• **PROVIDED DATA**:
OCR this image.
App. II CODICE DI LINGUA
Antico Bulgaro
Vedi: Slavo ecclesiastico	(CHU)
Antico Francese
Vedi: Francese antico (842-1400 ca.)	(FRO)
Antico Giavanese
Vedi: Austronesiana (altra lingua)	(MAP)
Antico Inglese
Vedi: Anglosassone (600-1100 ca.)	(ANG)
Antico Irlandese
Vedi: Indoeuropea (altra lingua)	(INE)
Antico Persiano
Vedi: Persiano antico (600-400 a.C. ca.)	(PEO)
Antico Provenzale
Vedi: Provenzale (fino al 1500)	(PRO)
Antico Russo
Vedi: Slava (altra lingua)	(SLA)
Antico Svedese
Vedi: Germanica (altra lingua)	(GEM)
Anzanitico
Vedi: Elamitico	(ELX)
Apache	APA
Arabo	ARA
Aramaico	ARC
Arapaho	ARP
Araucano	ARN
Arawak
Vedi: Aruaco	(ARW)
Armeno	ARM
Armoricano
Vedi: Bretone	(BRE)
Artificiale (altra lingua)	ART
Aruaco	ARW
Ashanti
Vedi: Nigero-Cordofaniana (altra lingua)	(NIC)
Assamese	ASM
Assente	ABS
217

...

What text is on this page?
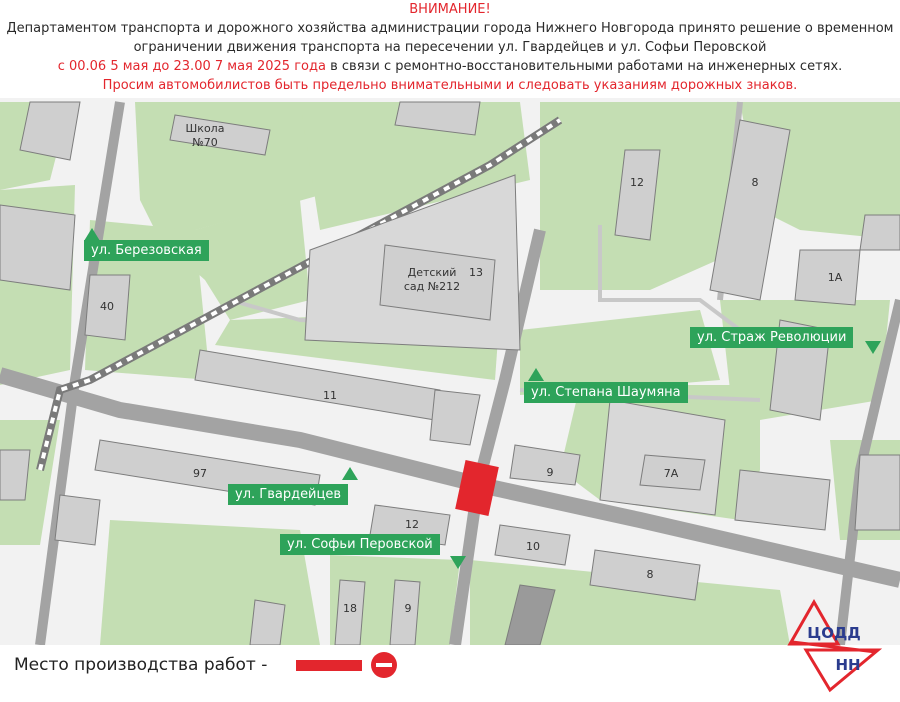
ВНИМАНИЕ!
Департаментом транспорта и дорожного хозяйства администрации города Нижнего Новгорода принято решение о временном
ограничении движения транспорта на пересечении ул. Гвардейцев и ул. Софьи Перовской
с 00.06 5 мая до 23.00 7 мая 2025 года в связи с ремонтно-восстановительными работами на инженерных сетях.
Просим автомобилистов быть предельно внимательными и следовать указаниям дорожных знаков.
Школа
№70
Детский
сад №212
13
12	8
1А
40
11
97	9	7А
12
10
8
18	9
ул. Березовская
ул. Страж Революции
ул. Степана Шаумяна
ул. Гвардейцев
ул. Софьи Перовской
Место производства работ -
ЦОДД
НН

• **CHALLENGE**: Give only the count of lines in which the string "Francese" appears.

• **SOLUTION TO THIS TASK**: 2